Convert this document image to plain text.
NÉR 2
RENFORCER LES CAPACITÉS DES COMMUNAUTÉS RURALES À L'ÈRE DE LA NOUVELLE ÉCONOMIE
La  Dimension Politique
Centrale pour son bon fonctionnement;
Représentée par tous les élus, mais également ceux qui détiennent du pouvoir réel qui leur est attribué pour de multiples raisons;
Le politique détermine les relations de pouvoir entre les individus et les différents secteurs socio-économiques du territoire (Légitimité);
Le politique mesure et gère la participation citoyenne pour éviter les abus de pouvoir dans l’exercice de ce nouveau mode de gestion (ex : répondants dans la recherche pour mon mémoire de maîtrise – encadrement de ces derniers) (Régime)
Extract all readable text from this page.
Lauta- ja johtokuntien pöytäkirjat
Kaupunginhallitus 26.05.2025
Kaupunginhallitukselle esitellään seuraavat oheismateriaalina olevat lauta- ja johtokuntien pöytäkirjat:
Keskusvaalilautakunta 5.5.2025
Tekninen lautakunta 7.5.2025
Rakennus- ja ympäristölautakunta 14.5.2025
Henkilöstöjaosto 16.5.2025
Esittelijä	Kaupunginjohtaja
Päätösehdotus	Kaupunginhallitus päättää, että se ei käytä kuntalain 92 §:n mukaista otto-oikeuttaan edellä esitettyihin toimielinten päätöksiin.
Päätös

━━━━━━━━━━

| PROBLEM STATEMENT |
Retype the data in full and match it exactly.

| OUTPUT FOR THIS TASK |
Convert this document image to plain text.
NÉR 2
RENFORCER LES CAPACITÉS DES COMMUNAUTÉS RURALES À L'ÈRE DE LA NOUVELLE ÉCONOMIE
La  Dimension Politique
Centrale pour son bon fonctionnement;
Représentée par tous les élus, mais également ceux qui détiennent du pouvoir réel qui leur est attribué pour de multiples raisons;
Le politique détermine les relations de pouvoir entre les individus et les différents secteurs socio-économiques du territoire (Légitimité);
Le politique mesure et gère la participation citoyenne pour éviter les abus de pouvoir dans l’exercice de ce nouveau mode de gestion (ex : répondants dans la recherche pour mon mémoire de maîtrise – encadrement de ces derniers) (Régime)
Extract all readable text from this page.
Lauta- ja johtokuntien pöytäkirjat
Kaupunginhallitus 26.05.2025
Kaupunginhallitukselle esitellään seuraavat oheismateriaalina olevat lauta- ja johtokuntien pöytäkirjat:
Keskusvaalilautakunta 5.5.2025
Tekninen lautakunta 7.5.2025
Rakennus- ja ympäristölautakunta 14.5.2025
Henkilöstöjaosto 16.5.2025
Esittelijä	Kaupunginjohtaja
Päätösehdotus	Kaupunginhallitus päättää, että se ei käytä kuntalain 92 §:n mukaista otto-oikeuttaan edellä esitettyihin toimielinten päätöksiin.
Päätös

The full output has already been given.